Source data start

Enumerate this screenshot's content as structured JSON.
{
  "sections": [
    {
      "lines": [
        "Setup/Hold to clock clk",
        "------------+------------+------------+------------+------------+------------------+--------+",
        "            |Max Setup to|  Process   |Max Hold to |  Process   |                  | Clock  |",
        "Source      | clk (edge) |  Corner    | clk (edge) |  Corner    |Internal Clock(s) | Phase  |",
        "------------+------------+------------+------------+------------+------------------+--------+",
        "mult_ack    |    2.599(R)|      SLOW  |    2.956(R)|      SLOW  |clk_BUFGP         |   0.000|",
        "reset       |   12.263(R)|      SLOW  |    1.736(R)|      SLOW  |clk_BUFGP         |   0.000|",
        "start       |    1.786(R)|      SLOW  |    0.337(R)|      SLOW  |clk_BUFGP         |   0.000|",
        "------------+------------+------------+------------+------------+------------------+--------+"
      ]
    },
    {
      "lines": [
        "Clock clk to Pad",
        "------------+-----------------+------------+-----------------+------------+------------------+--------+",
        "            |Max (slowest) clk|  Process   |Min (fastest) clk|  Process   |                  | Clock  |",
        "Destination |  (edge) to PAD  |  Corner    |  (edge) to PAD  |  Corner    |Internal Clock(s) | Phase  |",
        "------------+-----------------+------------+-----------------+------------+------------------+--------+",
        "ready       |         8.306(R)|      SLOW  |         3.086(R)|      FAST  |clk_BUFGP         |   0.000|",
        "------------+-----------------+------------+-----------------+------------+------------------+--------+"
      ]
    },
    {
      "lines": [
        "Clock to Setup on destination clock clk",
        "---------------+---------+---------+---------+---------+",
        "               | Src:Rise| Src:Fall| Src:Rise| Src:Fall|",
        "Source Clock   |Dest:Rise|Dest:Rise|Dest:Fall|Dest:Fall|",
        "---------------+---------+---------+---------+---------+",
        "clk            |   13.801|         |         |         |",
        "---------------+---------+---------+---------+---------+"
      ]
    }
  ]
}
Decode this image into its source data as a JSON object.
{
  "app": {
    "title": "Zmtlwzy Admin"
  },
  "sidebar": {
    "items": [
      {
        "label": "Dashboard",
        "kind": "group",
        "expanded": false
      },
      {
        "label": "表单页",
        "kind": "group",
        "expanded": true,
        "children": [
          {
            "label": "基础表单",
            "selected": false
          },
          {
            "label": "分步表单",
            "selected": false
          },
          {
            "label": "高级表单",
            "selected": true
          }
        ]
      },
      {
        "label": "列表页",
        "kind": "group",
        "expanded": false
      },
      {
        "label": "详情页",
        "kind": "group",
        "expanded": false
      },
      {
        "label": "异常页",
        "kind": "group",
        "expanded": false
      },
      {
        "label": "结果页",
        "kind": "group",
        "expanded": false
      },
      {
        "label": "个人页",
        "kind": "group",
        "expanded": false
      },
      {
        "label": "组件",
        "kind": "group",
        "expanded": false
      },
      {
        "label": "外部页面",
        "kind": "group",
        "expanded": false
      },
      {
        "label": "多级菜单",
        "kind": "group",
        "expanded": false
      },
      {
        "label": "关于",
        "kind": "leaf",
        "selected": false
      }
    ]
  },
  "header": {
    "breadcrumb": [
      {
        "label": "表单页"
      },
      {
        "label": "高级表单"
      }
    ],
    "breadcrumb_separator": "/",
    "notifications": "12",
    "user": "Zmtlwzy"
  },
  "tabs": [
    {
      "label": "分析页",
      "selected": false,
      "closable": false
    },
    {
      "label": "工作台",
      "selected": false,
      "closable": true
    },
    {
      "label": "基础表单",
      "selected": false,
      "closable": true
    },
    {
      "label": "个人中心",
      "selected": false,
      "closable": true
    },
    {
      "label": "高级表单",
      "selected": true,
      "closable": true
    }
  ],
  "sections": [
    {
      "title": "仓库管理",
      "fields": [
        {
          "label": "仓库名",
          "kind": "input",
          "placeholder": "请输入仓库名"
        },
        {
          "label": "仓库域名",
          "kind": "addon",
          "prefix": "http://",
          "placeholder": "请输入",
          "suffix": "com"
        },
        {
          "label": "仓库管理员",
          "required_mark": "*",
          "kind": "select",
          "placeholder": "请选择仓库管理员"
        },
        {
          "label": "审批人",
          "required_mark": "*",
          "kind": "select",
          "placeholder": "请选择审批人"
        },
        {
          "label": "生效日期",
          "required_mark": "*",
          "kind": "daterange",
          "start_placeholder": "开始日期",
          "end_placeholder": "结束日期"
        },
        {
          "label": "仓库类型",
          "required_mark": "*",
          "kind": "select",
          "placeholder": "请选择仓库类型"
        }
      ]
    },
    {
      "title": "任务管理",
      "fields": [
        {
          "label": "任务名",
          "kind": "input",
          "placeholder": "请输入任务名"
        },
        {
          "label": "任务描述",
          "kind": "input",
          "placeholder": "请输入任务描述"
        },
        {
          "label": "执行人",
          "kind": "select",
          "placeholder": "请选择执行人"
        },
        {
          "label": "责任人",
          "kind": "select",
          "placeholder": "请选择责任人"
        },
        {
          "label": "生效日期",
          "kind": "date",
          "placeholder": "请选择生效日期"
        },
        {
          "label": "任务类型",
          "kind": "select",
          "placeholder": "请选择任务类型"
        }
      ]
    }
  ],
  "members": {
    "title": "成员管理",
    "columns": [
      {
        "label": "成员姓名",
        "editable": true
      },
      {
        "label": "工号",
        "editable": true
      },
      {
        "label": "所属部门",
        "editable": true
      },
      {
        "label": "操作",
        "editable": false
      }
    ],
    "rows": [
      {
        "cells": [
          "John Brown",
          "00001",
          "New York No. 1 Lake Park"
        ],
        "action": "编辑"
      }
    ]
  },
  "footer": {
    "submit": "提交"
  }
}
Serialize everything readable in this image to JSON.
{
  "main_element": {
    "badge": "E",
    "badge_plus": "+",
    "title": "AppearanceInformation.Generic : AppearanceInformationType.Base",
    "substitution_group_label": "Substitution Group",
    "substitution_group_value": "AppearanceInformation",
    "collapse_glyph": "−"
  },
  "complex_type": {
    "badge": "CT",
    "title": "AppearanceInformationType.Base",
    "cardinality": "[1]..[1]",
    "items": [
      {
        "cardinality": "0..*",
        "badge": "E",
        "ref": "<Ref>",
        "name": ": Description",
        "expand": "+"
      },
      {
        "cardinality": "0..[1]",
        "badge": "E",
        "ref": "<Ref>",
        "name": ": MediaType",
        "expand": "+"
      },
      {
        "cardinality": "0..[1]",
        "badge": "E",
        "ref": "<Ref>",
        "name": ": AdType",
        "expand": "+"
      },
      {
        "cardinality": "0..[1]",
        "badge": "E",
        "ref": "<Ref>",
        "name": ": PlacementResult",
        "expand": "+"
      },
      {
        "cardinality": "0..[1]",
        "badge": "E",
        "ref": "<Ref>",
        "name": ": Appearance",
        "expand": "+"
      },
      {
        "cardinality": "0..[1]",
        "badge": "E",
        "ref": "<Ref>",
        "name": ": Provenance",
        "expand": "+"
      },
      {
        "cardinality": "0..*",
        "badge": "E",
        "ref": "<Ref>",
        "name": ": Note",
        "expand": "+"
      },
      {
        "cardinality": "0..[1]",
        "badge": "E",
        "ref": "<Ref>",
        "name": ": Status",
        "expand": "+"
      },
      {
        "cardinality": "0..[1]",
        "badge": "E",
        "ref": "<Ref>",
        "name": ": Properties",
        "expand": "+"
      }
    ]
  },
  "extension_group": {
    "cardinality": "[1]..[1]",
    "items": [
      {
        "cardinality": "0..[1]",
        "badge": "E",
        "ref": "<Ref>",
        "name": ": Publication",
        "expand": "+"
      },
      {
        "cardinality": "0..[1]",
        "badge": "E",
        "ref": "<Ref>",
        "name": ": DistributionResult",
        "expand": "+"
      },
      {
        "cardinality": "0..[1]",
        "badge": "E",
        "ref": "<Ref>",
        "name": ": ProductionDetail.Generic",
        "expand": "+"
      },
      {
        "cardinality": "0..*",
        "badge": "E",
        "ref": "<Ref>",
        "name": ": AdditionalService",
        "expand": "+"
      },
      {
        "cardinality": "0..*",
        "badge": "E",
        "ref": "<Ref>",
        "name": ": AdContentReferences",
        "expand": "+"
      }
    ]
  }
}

Source data end

Exercise aim -> Copy each line of the listing that holds the word "Corner".

Written answer ->
        "Source      | clk (edge) |  Corner    | clk (edge) |  Corner    |Internal Clock(s) | Phase  |",
        "Destination |  (edge) to PAD  |  Corner    |  (edge) to PAD  |  Corner    |Internal Clock(s) | Phase  |",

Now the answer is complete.